What is asked = Write out the whole of the material exactly.

Given data =
---
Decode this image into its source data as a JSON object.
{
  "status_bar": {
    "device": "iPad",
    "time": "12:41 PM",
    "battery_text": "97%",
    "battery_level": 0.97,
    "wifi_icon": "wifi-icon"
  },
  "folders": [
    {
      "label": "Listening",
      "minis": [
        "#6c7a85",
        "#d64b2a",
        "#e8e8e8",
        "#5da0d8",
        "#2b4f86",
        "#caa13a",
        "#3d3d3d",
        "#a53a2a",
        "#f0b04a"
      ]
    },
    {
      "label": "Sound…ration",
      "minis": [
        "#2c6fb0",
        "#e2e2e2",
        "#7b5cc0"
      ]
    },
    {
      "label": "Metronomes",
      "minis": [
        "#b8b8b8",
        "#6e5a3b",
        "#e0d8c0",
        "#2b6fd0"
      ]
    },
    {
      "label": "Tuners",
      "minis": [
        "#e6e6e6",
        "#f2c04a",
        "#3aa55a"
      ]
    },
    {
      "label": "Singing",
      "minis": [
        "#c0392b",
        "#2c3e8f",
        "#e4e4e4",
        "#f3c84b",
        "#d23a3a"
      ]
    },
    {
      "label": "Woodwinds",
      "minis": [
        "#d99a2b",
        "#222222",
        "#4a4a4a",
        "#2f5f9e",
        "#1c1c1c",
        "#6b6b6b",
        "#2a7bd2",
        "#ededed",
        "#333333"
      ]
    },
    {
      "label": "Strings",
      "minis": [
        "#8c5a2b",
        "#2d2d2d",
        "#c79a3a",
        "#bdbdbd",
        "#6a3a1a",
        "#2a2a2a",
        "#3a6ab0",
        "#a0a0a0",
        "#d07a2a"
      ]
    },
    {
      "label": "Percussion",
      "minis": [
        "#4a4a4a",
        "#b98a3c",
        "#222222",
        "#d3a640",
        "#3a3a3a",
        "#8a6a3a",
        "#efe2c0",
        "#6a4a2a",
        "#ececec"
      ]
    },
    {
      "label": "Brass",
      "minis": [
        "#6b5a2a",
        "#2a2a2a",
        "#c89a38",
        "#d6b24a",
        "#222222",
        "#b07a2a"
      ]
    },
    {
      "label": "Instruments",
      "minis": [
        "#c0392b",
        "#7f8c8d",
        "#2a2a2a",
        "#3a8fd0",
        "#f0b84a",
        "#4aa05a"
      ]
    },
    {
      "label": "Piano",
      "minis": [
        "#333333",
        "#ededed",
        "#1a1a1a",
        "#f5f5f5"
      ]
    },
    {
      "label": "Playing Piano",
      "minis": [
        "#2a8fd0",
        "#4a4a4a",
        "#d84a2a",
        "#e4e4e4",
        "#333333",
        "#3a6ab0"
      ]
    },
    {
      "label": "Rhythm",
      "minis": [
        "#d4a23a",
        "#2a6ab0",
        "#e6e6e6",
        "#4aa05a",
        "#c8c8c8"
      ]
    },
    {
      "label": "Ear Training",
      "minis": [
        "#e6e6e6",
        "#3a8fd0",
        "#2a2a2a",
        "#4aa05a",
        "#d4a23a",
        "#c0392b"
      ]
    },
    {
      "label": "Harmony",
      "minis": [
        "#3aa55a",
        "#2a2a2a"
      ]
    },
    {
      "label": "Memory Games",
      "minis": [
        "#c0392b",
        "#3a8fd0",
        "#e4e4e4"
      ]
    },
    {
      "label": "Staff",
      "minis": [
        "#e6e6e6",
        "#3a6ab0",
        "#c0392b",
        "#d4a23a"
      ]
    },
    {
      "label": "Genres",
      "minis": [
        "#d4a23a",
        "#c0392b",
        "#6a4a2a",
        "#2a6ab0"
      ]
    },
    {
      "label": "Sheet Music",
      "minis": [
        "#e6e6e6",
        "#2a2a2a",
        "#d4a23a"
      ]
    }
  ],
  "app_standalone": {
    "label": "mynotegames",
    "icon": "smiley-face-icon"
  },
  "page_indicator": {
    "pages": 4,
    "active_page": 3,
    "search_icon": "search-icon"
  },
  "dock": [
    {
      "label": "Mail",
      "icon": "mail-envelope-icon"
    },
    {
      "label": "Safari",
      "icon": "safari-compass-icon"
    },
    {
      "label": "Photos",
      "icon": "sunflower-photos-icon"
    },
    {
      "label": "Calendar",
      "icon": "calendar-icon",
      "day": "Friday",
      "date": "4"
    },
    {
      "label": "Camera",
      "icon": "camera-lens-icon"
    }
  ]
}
---
Complete output =
Decode this image into its source data as a JSON object.
{
  "status_bar": {
    "device": "iPad",
    "time": "12:41 PM",
    "battery_text": "97%",
    "battery_level": 0.97,
    "wifi_icon": "wifi-icon"
  },
  "folders": [
    {
      "label": "Listening",
      "minis": [
        "#6c7a85",
        "#d64b2a",
        "#e8e8e8",
        "#5da0d8",
        "#2b4f86",
        "#caa13a",
        "#3d3d3d",
        "#a53a2a",
        "#f0b04a"
      ]
    },
    {
      "label": "Sound…ration",
      "minis": [
        "#2c6fb0",
        "#e2e2e2",
        "#7b5cc0"
      ]
    },
    {
      "label": "Metronomes",
      "minis": [
        "#b8b8b8",
        "#6e5a3b",
        "#e0d8c0",
        "#2b6fd0"
      ]
    },
    {
      "label": "Tuners",
      "minis": [
        "#e6e6e6",
        "#f2c04a",
        "#3aa55a"
      ]
    },
    {
      "label": "Singing",
      "minis": [
        "#c0392b",
        "#2c3e8f",
        "#e4e4e4",
        "#f3c84b",
        "#d23a3a"
      ]
    },
    {
      "label": "Woodwinds",
      "minis": [
        "#d99a2b",
        "#222222",
        "#4a4a4a",
        "#2f5f9e",
        "#1c1c1c",
        "#6b6b6b",
        "#2a7bd2",
        "#ededed",
        "#333333"
      ]
    },
    {
      "label": "Strings",
      "minis": [
        "#8c5a2b",
        "#2d2d2d",
        "#c79a3a",
        "#bdbdbd",
        "#6a3a1a",
        "#2a2a2a",
        "#3a6ab0",
        "#a0a0a0",
        "#d07a2a"
      ]
    },
    {
      "label": "Percussion",
      "minis": [
        "#4a4a4a",
        "#b98a3c",
        "#222222",
        "#d3a640",
        "#3a3a3a",
        "#8a6a3a",
        "#efe2c0",
        "#6a4a2a",
        "#ececec"
      ]
    },
    {
      "label": "Brass",
      "minis": [
        "#6b5a2a",
        "#2a2a2a",
        "#c89a38",
        "#d6b24a",
        "#222222",
        "#b07a2a"
      ]
    },
    {
      "label": "Instruments",
      "minis": [
        "#c0392b",
        "#7f8c8d",
        "#2a2a2a",
        "#3a8fd0",
        "#f0b84a",
        "#4aa05a"
      ]
    },
    {
      "label": "Piano",
      "minis": [
        "#333333",
        "#ededed",
        "#1a1a1a",
        "#f5f5f5"
      ]
    },
    {
      "label": "Playing Piano",
      "minis": [
        "#2a8fd0",
        "#4a4a4a",
        "#d84a2a",
        "#e4e4e4",
        "#333333",
        "#3a6ab0"
      ]
    },
    {
      "label": "Rhythm",
      "minis": [
        "#d4a23a",
        "#2a6ab0",
        "#e6e6e6",
        "#4aa05a",
        "#c8c8c8"
      ]
    },
    {
      "label": "Ear Training",
      "minis": [
        "#e6e6e6",
        "#3a8fd0",
        "#2a2a2a",
        "#4aa05a",
        "#d4a23a",
        "#c0392b"
      ]
    },
    {
      "label": "Harmony",
      "minis": [
        "#3aa55a",
        "#2a2a2a"
      ]
    },
    {
      "label": "Memory Games",
      "minis": [
        "#c0392b",
        "#3a8fd0",
        "#e4e4e4"
      ]
    },
    {
      "label": "Staff",
      "minis": [
        "#e6e6e6",
        "#3a6ab0",
        "#c0392b",
        "#d4a23a"
      ]
    },
    {
      "label": "Genres",
      "minis": [
        "#d4a23a",
        "#c0392b",
        "#6a4a2a",
        "#2a6ab0"
      ]
    },
    {
      "label": "Sheet Music",
      "minis": [
        "#e6e6e6",
        "#2a2a2a",
        "#d4a23a"
      ]
    }
  ],
  "app_standalone": {
    "label": "mynotegames",
    "icon": "smiley-face-icon"
  },
  "page_indicator": {
    "pages": 4,
    "active_page": 3,
    "search_icon": "search-icon"
  },
  "dock": [
    {
      "label": "Mail",
      "icon": "mail-envelope-icon"
    },
    {
      "label": "Safari",
      "icon": "safari-compass-icon"
    },
    {
      "label": "Photos",
      "icon": "sunflower-photos-icon"
    },
    {
      "label": "Calendar",
      "icon": "calendar-icon",
      "day": "Friday",
      "date": "4"
    },
    {
      "label": "Camera",
      "icon": "camera-lens-icon"
    }
  ]
}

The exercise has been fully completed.